### INSTRUCTIONS FOR THE TASK:
Output the material below in its entirety, exactly as given.

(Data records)
::::

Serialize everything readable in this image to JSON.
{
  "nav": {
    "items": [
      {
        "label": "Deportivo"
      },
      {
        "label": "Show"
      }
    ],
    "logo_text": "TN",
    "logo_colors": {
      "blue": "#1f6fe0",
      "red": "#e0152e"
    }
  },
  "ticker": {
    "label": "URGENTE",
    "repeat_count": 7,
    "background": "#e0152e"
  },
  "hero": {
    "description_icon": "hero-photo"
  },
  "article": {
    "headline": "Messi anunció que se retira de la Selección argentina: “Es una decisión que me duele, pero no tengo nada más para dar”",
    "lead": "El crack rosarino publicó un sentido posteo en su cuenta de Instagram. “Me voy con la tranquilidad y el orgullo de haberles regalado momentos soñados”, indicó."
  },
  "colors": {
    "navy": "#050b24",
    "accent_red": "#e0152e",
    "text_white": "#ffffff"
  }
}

::::

### TASK ANSWER:
Serialize everything readable in this image to JSON.
{
  "nav": {
    "items": [
      {
        "label": "Deportivo"
      },
      {
        "label": "Show"
      }
    ],
    "logo_text": "TN",
    "logo_colors": {
      "blue": "#1f6fe0",
      "red": "#e0152e"
    }
  },
  "ticker": {
    "label": "URGENTE",
    "repeat_count": 7,
    "background": "#e0152e"
  },
  "hero": {
    "description_icon": "hero-photo"
  },
  "article": {
    "headline": "Messi anunció que se retira de la Selección argentina: “Es una decisión que me duele, pero no tengo nada más para dar”",
    "lead": "El crack rosarino publicó un sentido posteo en su cuenta de Instagram. “Me voy con la tranquilidad y el orgullo de haberles regalado momentos soñados”, indicó."
  },
  "colors": {
    "navy": "#050b24",
    "accent_red": "#e0152e",
    "text_white": "#ffffff"
  }
}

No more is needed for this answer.